Can you convert each line of the records below into a JSON list of strings, one string per line, leaving out blank lines and the pictures?

*** Record extracts

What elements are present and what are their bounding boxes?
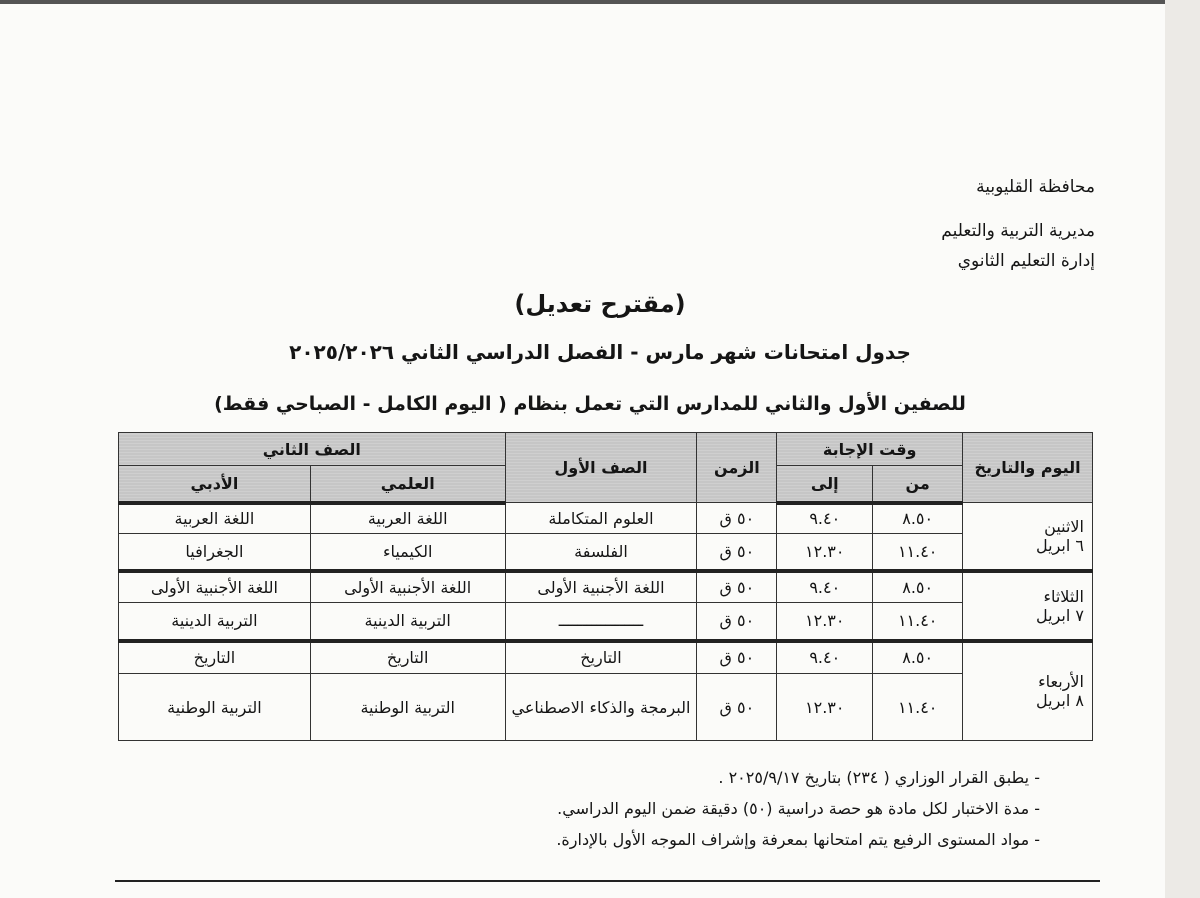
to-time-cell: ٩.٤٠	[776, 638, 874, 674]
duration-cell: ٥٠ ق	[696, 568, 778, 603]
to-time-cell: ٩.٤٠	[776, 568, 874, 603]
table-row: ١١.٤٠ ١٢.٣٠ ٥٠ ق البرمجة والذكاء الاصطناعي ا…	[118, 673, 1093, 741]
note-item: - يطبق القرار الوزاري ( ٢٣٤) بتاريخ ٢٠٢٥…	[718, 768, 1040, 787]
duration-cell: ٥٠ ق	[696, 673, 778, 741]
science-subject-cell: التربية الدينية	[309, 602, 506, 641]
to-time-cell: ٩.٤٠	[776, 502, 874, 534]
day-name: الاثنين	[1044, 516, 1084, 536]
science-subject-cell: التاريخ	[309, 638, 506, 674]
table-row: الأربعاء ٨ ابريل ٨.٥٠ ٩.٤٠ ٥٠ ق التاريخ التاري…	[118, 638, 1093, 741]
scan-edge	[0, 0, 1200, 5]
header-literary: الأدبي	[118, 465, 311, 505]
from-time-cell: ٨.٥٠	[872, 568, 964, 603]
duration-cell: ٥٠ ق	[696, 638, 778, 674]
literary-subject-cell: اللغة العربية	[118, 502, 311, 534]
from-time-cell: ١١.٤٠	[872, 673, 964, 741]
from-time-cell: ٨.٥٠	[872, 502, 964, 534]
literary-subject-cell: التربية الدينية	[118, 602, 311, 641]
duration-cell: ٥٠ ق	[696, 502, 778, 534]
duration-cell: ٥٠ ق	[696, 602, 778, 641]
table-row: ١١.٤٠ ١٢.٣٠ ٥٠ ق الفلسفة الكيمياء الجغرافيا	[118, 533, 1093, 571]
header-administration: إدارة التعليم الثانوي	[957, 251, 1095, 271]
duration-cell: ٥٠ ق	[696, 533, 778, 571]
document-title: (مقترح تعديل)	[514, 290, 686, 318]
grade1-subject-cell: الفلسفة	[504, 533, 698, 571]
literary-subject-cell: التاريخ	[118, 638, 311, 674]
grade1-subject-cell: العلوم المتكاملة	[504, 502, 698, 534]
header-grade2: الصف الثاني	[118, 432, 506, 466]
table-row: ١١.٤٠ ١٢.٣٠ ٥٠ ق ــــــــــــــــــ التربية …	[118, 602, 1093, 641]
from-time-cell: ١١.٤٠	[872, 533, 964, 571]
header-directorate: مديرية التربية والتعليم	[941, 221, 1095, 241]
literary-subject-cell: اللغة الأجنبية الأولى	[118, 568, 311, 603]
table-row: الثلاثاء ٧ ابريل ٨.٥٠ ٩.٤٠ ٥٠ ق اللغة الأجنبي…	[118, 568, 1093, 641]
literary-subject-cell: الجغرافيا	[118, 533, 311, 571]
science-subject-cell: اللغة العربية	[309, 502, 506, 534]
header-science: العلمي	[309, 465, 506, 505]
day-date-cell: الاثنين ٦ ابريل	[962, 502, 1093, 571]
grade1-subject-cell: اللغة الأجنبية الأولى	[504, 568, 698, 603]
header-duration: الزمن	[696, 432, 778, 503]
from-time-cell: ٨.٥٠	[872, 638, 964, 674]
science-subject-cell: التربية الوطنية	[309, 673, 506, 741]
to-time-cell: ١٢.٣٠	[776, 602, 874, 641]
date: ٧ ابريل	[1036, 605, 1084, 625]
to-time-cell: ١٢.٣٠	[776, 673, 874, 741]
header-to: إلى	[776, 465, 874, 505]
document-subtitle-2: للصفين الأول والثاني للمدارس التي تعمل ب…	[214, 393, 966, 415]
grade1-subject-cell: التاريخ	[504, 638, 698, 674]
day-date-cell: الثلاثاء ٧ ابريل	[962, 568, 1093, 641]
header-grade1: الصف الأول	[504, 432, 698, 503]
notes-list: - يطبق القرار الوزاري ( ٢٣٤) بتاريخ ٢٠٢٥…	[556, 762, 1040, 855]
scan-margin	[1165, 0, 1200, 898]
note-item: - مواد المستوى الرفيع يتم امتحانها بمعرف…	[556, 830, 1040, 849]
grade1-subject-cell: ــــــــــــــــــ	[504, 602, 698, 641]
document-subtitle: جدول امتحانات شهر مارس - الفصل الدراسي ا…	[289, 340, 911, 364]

******

> [Task result]
[
  "What elements are present and what are their bounding boxes?",
  "to-time-cell: ٩.٤٠\t[776, 638, 874, 674]",
  "duration-cell: ٥٠ ق\t[696, 568, 778, 603]",
  "to-time-cell: ٩.٤٠\t[776, 568, 874, 603]",
  "table-row: ١١.٤٠ ١٢.٣٠ ٥٠ ق البرمجة والذكاء الاصطناعي ا…\t[118, 673, 1093, 741]",
  "note-item: - يطبق القرار الوزاري ( ٢٣٤) بتاريخ ٢٠٢٥…\t[718, 768, 1040, 787]",
  "duration-cell: ٥٠ ق\t[696, 673, 778, 741]",
  "science-subject-cell: التربية الدينية\t[309, 602, 506, 641]",
  "to-time-cell: ٩.٤٠\t[776, 502, 874, 534]",
  "day-name: الاثنين\t[1044, 516, 1084, 536]",
  "science-subject-cell: التاريخ\t[309, 638, 506, 674]",
  "table-row: الأربعاء ٨ ابريل ٨.٥٠ ٩.٤٠ ٥٠ ق التاريخ التاري…\t[118, 638, 1093, 741]",
  "scan-edge\t[0, 0, 1200, 5]",
  "header-literary: الأدبي\t[118, 465, 311, 505]",
  "from-time-cell: ٨.٥٠\t[872, 568, 964, 603]",
  "duration-cell: ٥٠ ق\t[696, 638, 778, 674]",
  "literary-subject-cell: اللغة العربية\t[118, 502, 311, 534]",
  "from-time-cell: ١١.٤٠\t[872, 673, 964, 741]",
  "from-time-cell: ٨.٥٠\t[872, 502, 964, 534]",
  "literary-subject-cell: التربية الدينية\t[118, 602, 311, 641]",
  "duration-cell: ٥٠ ق\t[696, 502, 778, 534]",
  "duration-cell: ٥٠ ق\t[696, 602, 778, 641]",
  "table-row: ١١.٤٠ ١٢.٣٠ ٥٠ ق الفلسفة الكيمياء الجغرافيا\t[118, 533, 1093, 571]",
  "header-administration: إدارة التعليم الثانوي\t[957, 251, 1095, 271]",
  "duration-cell: ٥٠ ق\t[696, 533, 778, 571]",
  "document-title: (مقترح تعديل)\t[514, 290, 686, 318]",
  "grade1-subject-cell: الفلسفة\t[504, 533, 698, 571]",
  "literary-subject-cell: التاريخ\t[118, 638, 311, 674]",
  "grade1-subject-cell: العلوم المتكاملة\t[504, 502, 698, 534]",
  "header-grade2: الصف الثاني\t[118, 432, 506, 466]",
  "table-row: ١١.٤٠ ١٢.٣٠ ٥٠ ق ــــــــــــــــــ التربية …\t[118, 602, 1093, 641]",
  "from-time-cell: ١١.٤٠\t[872, 533, 964, 571]",
  "header-directorate: مديرية التربية والتعليم\t[941, 221, 1095, 241]",
  "literary-subject-cell: اللغة الأجنبية الأولى\t[118, 568, 311, 603]",
  "table-row: الثلاثاء ٧ ابريل ٨.٥٠ ٩.٤٠ ٥٠ ق اللغة الأجنبي…\t[118, 568, 1093, 641]",
  "literary-subject-cell: الجغرافيا\t[118, 533, 311, 571]",
  "science-subject-cell: اللغة العربية\t[309, 502, 506, 534]",
  "header-science: العلمي\t[309, 465, 506, 505]",
  "day-date-cell: الاثنين ٦ ابريل\t[962, 502, 1093, 571]",
  "grade1-subject-cell: اللغة الأجنبية الأولى\t[504, 568, 698, 603]",
  "header-duration: الزمن\t[696, 432, 778, 503]",
  "from-time-cell: ٨.٥٠\t[872, 638, 964, 674]",
  "science-subject-cell: التربية الوطنية\t[309, 673, 506, 741]",
  "to-time-cell: ١٢.٣٠\t[776, 602, 874, 641]",
  "date: ٧ ابريل\t[1036, 605, 1084, 625]",
  "to-time-cell: ١٢.٣٠\t[776, 673, 874, 741]",
  "header-to: إلى\t[776, 465, 874, 505]",
  "document-subtitle-2: للصفين الأول والثاني للمدارس التي تعمل ب…\t[214, 393, 966, 415]",
  "grade1-subject-cell: التاريخ\t[504, 638, 698, 674]",
  "day-date-cell: الثلاثاء ٧ ابريل\t[962, 568, 1093, 641]",
  "header-grade1: الصف الأول\t[504, 432, 698, 503]",
  "notes-list: - يطبق القرار الوزاري ( ٢٣٤) بتاريخ ٢٠٢٥…\t[556, 762, 1040, 855]",
  "scan-margin\t[1165, 0, 1200, 898]",
  "note-item: - مواد المستوى الرفيع يتم امتحانها بمعرف…\t[556, 830, 1040, 849]",
  "grade1-subject-cell: ــــــــــــــــــ\t[504, 602, 698, 641]",
  "document-subtitle: جدول امتحانات شهر مارس - الفصل الدراسي ا…\t[289, 340, 911, 364]"
]